**What you have to do:**
Tally how many lines hold the string "name". Your reply should be that number alone.

==========

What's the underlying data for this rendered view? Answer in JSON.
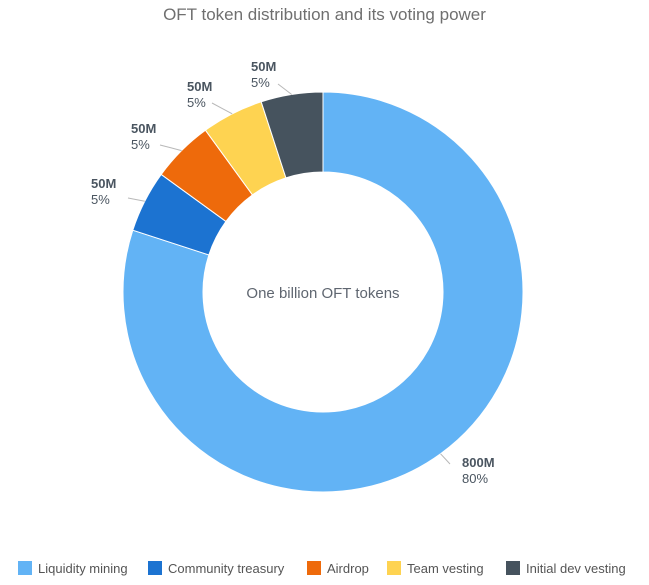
{
  "chart_data": {
    "type": "pie",
    "subtype": "donut",
    "title": "OFT token distribution and its voting power",
    "center_text": "One billion OFT tokens",
    "legend_position": "bottom",
    "slices": [
      {
        "name": "Liquidity mining",
        "value": 800,
        "value_label": "800M",
        "percent_label": "80%",
        "color": "#62b3f5"
      },
      {
        "name": "Community treasury",
        "value": 50,
        "value_label": "50M",
        "percent_label": "5%",
        "color": "#1c73d1"
      },
      {
        "name": "Airdrop",
        "value": 50,
        "value_label": "50M",
        "percent_label": "5%",
        "color": "#ee6a0b"
      },
      {
        "name": "Team vesting",
        "value": 50,
        "value_label": "50M",
        "percent_label": "5%",
        "color": "#fed351"
      },
      {
        "name": "Initial dev vesting",
        "value": 50,
        "value_label": "50M",
        "percent_label": "5%",
        "color": "#46535e"
      }
    ]
  }
}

==========

**Answer to the problem:**
5